The lines to be copied run from the one containing "Output a JSON" to the end of the material below; reproduce them exactly, including both ends, and nothing more.

• [RECORDS SUPPLIED]:
+--
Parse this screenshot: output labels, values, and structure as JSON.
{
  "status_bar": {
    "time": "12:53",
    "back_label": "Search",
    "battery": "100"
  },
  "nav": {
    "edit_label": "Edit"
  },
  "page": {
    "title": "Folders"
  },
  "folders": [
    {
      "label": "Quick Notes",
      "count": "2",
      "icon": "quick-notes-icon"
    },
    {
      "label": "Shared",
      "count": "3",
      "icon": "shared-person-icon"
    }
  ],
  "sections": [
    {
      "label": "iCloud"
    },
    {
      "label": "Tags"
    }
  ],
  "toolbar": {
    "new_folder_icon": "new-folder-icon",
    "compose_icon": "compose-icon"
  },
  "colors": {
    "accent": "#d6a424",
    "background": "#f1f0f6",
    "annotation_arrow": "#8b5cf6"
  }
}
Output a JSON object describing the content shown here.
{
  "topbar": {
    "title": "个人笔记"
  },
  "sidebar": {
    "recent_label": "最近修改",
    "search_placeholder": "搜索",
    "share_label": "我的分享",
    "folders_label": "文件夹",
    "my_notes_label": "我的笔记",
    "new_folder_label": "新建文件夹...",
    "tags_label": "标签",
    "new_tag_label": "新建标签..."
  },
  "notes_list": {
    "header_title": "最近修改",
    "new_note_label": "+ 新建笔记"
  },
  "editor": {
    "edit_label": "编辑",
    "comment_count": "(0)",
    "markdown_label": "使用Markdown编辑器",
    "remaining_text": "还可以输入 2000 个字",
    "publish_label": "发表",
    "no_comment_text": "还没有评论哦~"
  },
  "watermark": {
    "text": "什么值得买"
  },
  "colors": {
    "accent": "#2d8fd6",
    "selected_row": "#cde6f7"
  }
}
+--
• [REPLY TO THE TASK]:
Output a JSON object describing the content shown here.
{
  "topbar": {
    "title": "个人笔记"
  },
  "sidebar": {
    "recent_label": "最近修改",
    "search_placeholder": "搜索",
    "share_label": "我的分享",
    "folders_label": "文件夹",
    "my_notes_label": "我的笔记",
    "new_folder_label": "新建文件夹...",
    "tags_label": "标签",
    "new_tag_label": "新建标签..."
  },
  "notes_list": {
    "header_title": "最近修改",
    "new_note_label": "+ 新建笔记"
  },
  "editor": {
    "edit_label": "编辑",
    "comment_count": "(0)",
    "markdown_label": "使用Markdown编辑器",
    "remaining_text": "还可以输入 2000 个字",
    "publish_label": "发表",
    "no_comment_text": "还没有评论哦~"
  },
  "watermark": {
    "text": "什么值得买"
  },
  "colors": {
    "accent": "#2d8fd6",
    "selected_row": "#cde6f7"
  }
}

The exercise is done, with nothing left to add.